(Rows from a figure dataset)
┄┄┄┄┄┄┄┄┄┄

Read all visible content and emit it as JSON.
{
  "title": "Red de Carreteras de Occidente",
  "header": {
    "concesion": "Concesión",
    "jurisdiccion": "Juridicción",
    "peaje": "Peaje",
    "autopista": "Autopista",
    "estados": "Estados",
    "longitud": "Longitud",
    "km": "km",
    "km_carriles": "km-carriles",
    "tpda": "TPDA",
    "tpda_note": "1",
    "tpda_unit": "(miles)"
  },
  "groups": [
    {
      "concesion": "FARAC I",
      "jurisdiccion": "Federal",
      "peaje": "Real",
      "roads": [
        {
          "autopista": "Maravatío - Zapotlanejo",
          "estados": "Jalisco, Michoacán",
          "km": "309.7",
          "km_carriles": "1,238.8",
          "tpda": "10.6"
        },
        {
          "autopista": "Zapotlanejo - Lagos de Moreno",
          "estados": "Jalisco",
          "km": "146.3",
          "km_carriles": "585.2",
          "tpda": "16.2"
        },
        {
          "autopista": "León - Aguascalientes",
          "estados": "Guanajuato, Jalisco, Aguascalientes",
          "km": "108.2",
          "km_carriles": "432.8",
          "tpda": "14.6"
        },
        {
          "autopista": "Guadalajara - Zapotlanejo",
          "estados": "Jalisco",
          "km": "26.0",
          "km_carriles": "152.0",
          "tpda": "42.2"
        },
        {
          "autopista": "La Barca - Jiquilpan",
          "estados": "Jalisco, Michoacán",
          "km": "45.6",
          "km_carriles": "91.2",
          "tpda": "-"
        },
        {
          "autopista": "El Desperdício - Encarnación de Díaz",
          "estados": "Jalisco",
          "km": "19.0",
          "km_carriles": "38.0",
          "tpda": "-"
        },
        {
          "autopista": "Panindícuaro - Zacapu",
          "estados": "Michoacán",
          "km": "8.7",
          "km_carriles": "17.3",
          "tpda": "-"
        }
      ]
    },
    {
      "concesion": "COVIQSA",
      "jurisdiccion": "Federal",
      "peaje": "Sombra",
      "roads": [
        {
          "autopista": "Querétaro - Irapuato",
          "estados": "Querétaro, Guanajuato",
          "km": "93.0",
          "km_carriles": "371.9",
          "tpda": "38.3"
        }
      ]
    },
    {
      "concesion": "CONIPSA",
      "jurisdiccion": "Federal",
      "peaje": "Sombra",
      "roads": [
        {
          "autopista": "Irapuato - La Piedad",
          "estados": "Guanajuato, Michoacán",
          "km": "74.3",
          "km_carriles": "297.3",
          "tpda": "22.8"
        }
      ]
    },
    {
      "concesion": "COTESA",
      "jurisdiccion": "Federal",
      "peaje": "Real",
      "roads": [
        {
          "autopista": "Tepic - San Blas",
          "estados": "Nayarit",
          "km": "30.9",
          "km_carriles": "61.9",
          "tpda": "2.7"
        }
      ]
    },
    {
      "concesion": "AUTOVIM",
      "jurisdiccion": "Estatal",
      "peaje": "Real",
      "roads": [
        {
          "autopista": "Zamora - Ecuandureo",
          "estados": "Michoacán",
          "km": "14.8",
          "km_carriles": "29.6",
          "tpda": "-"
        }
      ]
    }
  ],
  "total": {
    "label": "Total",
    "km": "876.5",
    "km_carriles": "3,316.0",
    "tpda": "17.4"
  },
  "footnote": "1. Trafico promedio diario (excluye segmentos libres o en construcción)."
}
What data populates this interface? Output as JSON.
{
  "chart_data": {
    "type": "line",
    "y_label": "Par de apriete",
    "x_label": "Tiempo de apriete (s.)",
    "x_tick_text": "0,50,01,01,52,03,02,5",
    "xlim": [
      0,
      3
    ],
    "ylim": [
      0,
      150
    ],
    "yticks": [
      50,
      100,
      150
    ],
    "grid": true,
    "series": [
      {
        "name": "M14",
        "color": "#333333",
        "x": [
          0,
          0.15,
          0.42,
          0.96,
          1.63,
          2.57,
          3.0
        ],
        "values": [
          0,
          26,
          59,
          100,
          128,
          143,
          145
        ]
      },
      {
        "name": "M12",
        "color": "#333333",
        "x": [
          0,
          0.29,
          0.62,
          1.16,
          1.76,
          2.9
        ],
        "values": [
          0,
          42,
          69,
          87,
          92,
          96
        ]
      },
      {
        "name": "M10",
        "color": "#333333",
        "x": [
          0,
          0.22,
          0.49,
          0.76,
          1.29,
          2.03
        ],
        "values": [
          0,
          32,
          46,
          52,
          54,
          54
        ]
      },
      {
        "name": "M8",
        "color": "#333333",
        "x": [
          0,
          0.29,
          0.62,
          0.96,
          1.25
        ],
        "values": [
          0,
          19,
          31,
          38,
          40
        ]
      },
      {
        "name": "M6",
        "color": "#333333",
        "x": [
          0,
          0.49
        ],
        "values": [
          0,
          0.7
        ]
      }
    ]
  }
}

┄┄┄┄┄┄┄┄┄┄

◆ Set exercise
Scan the data above and copy every line with "Aguascalientes" in it.

◆ Answer for this exercise
          "autopista": "León - Aguascalientes",
          "estados": "Guanajuato, Jalisco, Aguascalientes",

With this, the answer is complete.